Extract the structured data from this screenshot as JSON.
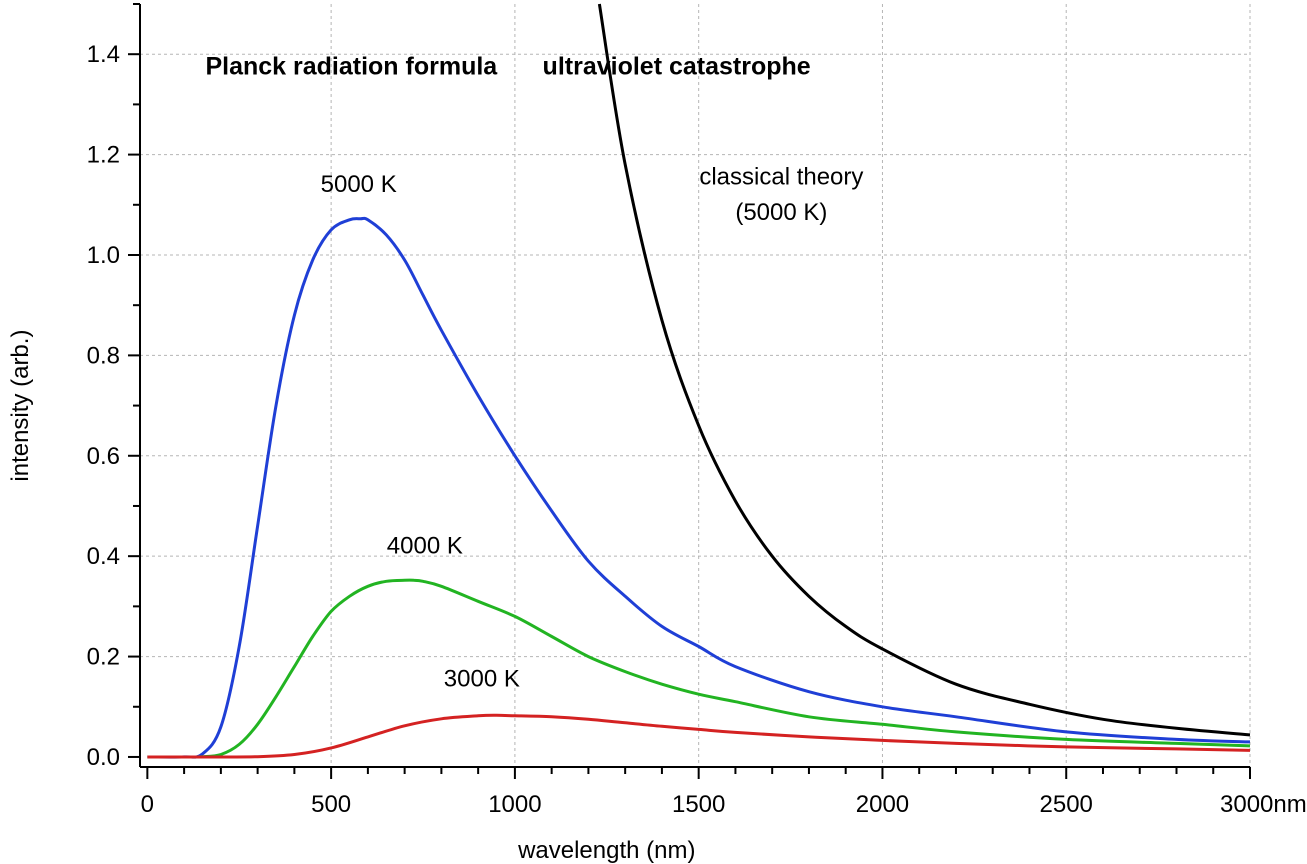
{
  "chart_data": {
    "type": "line",
    "xlabel": "wavelength (nm)",
    "ylabel": "intensity (arb.)",
    "xlim": [
      -20,
      3000
    ],
    "ylim": [
      -0.02,
      1.5
    ],
    "x_ticks": [
      0,
      500,
      1000,
      1500,
      2000,
      2500,
      3000
    ],
    "x_tick_labels": [
      "0",
      "500",
      "1000",
      "1500",
      "2000",
      "2500",
      "3000nm"
    ],
    "y_ticks": [
      0.0,
      0.2,
      0.4,
      0.6,
      0.8,
      1.0,
      1.2,
      1.4
    ],
    "y_tick_labels": [
      "0.0",
      "0.2",
      "0.4",
      "0.6",
      "0.8",
      "1.0",
      "1.2",
      "1.4"
    ],
    "grid": true,
    "series": [
      {
        "key": "planck5000",
        "color": "#1f3fd6",
        "x": [
          0,
          100,
          150,
          200,
          250,
          300,
          350,
          400,
          450,
          500,
          550,
          580,
          600,
          650,
          700,
          750,
          800,
          900,
          1000,
          1100,
          1200,
          1300,
          1400,
          1500,
          1600,
          1800,
          2000,
          2200,
          2500,
          2800,
          3000
        ],
        "y": [
          0,
          0.0002,
          0.006,
          0.06,
          0.22,
          0.46,
          0.7,
          0.88,
          0.99,
          1.05,
          1.07,
          1.072,
          1.07,
          1.04,
          0.99,
          0.92,
          0.85,
          0.72,
          0.6,
          0.49,
          0.39,
          0.32,
          0.26,
          0.22,
          0.18,
          0.13,
          0.1,
          0.08,
          0.05,
          0.035,
          0.03
        ]
      },
      {
        "key": "planck4000",
        "color": "#22b422",
        "x": [
          0,
          100,
          150,
          200,
          250,
          300,
          350,
          400,
          450,
          500,
          550,
          600,
          650,
          700,
          725,
          750,
          800,
          900,
          1000,
          1100,
          1200,
          1300,
          1400,
          1500,
          1600,
          1800,
          2000,
          2200,
          2500,
          2800,
          3000
        ],
        "y": [
          0,
          0,
          0.0005,
          0.005,
          0.025,
          0.065,
          0.12,
          0.18,
          0.24,
          0.29,
          0.32,
          0.34,
          0.35,
          0.352,
          0.352,
          0.35,
          0.34,
          0.31,
          0.28,
          0.24,
          0.2,
          0.17,
          0.145,
          0.125,
          0.11,
          0.08,
          0.065,
          0.05,
          0.035,
          0.027,
          0.022
        ]
      },
      {
        "key": "planck3000",
        "color": "#d42222",
        "x": [
          0,
          200,
          300,
          400,
          500,
          600,
          700,
          800,
          900,
          950,
          1000,
          1100,
          1200,
          1300,
          1400,
          1500,
          1600,
          1800,
          2000,
          2200,
          2500,
          2800,
          3000
        ],
        "y": [
          0,
          0,
          0.0005,
          0.005,
          0.018,
          0.04,
          0.062,
          0.076,
          0.082,
          0.083,
          0.082,
          0.08,
          0.075,
          0.068,
          0.061,
          0.055,
          0.049,
          0.04,
          0.033,
          0.027,
          0.02,
          0.016,
          0.013
        ]
      },
      {
        "key": "classical",
        "color": "#000000",
        "x": [
          1230,
          1300,
          1400,
          1500,
          1600,
          1700,
          1800,
          1900,
          2000,
          2200,
          2400,
          2600,
          2800,
          3000
        ],
        "y": [
          1.5,
          1.18,
          0.87,
          0.66,
          0.51,
          0.4,
          0.32,
          0.26,
          0.215,
          0.145,
          0.105,
          0.075,
          0.057,
          0.044
        ]
      }
    ],
    "annotations": [
      {
        "key": "title_left",
        "text": "Planck radiation formula",
        "x": 555,
        "y": 1.36,
        "bold": true
      },
      {
        "key": "title_right",
        "text": "ultraviolet catastrophe",
        "x": 1440,
        "y": 1.36,
        "bold": true
      },
      {
        "key": "label5000",
        "text": "5000 K",
        "x": 575,
        "y": 1.125,
        "bold": false
      },
      {
        "key": "label4000",
        "text": "4000 K",
        "x": 755,
        "y": 0.405,
        "bold": false
      },
      {
        "key": "label3000",
        "text": "3000 K",
        "x": 910,
        "y": 0.14,
        "bold": false
      },
      {
        "key": "classical1",
        "text": "classical theory",
        "x": 1725,
        "y": 1.14,
        "bold": false
      },
      {
        "key": "classical2",
        "text": "(5000 K)",
        "x": 1725,
        "y": 1.07,
        "bold": false
      }
    ]
  }
}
______________________________
* _WHAT IS ASKED_
Copy the material exactly. Do not include the pictures.

* _SOLUTION TO THIS EXERCISE_
Extract the structured data from this screenshot as JSON.
{
  "chart_data": {
    "type": "line",
    "xlabel": "wavelength (nm)",
    "ylabel": "intensity (arb.)",
    "xlim": [
      -20,
      3000
    ],
    "ylim": [
      -0.02,
      1.5
    ],
    "x_ticks": [
      0,
      500,
      1000,
      1500,
      2000,
      2500,
      3000
    ],
    "x_tick_labels": [
      "0",
      "500",
      "1000",
      "1500",
      "2000",
      "2500",
      "3000nm"
    ],
    "y_ticks": [
      0.0,
      0.2,
      0.4,
      0.6,
      0.8,
      1.0,
      1.2,
      1.4
    ],
    "y_tick_labels": [
      "0.0",
      "0.2",
      "0.4",
      "0.6",
      "0.8",
      "1.0",
      "1.2",
      "1.4"
    ],
    "grid": true,
    "series": [
      {
        "key": "planck5000",
        "color": "#1f3fd6",
        "x": [
          0,
          100,
          150,
          200,
          250,
          300,
          350,
          400,
          450,
          500,
          550,
          580,
          600,
          650,
          700,
          750,
          800,
          900,
          1000,
          1100,
          1200,
          1300,
          1400,
          1500,
          1600,
          1800,
          2000,
          2200,
          2500,
          2800,
          3000
        ],
        "y": [
          0,
          0.0002,
          0.006,
          0.06,
          0.22,
          0.46,
          0.7,
          0.88,
          0.99,
          1.05,
          1.07,
          1.072,
          1.07,
          1.04,
          0.99,
          0.92,
          0.85,
          0.72,
          0.6,
          0.49,
          0.39,
          0.32,
          0.26,
          0.22,
          0.18,
          0.13,
          0.1,
          0.08,
          0.05,
          0.035,
          0.03
        ]
      },
      {
        "key": "planck4000",
        "color": "#22b422",
        "x": [
          0,
          100,
          150,
          200,
          250,
          300,
          350,
          400,
          450,
          500,
          550,
          600,
          650,
          700,
          725,
          750,
          800,
          900,
          1000,
          1100,
          1200,
          1300,
          1400,
          1500,
          1600,
          1800,
          2000,
          2200,
          2500,
          2800,
          3000
        ],
        "y": [
          0,
          0,
          0.0005,
          0.005,
          0.025,
          0.065,
          0.12,
          0.18,
          0.24,
          0.29,
          0.32,
          0.34,
          0.35,
          0.352,
          0.352,
          0.35,
          0.34,
          0.31,
          0.28,
          0.24,
          0.2,
          0.17,
          0.145,
          0.125,
          0.11,
          0.08,
          0.065,
          0.05,
          0.035,
          0.027,
          0.022
        ]
      },
      {
        "key": "planck3000",
        "color": "#d42222",
        "x": [
          0,
          200,
          300,
          400,
          500,
          600,
          700,
          800,
          900,
          950,
          1000,
          1100,
          1200,
          1300,
          1400,
          1500,
          1600,
          1800,
          2000,
          2200,
          2500,
          2800,
          3000
        ],
        "y": [
          0,
          0,
          0.0005,
          0.005,
          0.018,
          0.04,
          0.062,
          0.076,
          0.082,
          0.083,
          0.082,
          0.08,
          0.075,
          0.068,
          0.061,
          0.055,
          0.049,
          0.04,
          0.033,
          0.027,
          0.02,
          0.016,
          0.013
        ]
      },
      {
        "key": "classical",
        "color": "#000000",
        "x": [
          1230,
          1300,
          1400,
          1500,
          1600,
          1700,
          1800,
          1900,
          2000,
          2200,
          2400,
          2600,
          2800,
          3000
        ],
        "y": [
          1.5,
          1.18,
          0.87,
          0.66,
          0.51,
          0.4,
          0.32,
          0.26,
          0.215,
          0.145,
          0.105,
          0.075,
          0.057,
          0.044
        ]
      }
    ],
    "annotations": [
      {
        "key": "title_left",
        "text": "Planck radiation formula",
        "x": 555,
        "y": 1.36,
        "bold": true
      },
      {
        "key": "title_right",
        "text": "ultraviolet catastrophe",
        "x": 1440,
        "y": 1.36,
        "bold": true
      },
      {
        "key": "label5000",
        "text": "5000 K",
        "x": 575,
        "y": 1.125,
        "bold": false
      },
      {
        "key": "label4000",
        "text": "4000 K",
        "x": 755,
        "y": 0.405,
        "bold": false
      },
      {
        "key": "label3000",
        "text": "3000 K",
        "x": 910,
        "y": 0.14,
        "bold": false
      },
      {
        "key": "classical1",
        "text": "classical theory",
        "x": 1725,
        "y": 1.14,
        "bold": false
      },
      {
        "key": "classical2",
        "text": "(5000 K)",
        "x": 1725,
        "y": 1.07,
        "bold": false
      }
    ]
  }
}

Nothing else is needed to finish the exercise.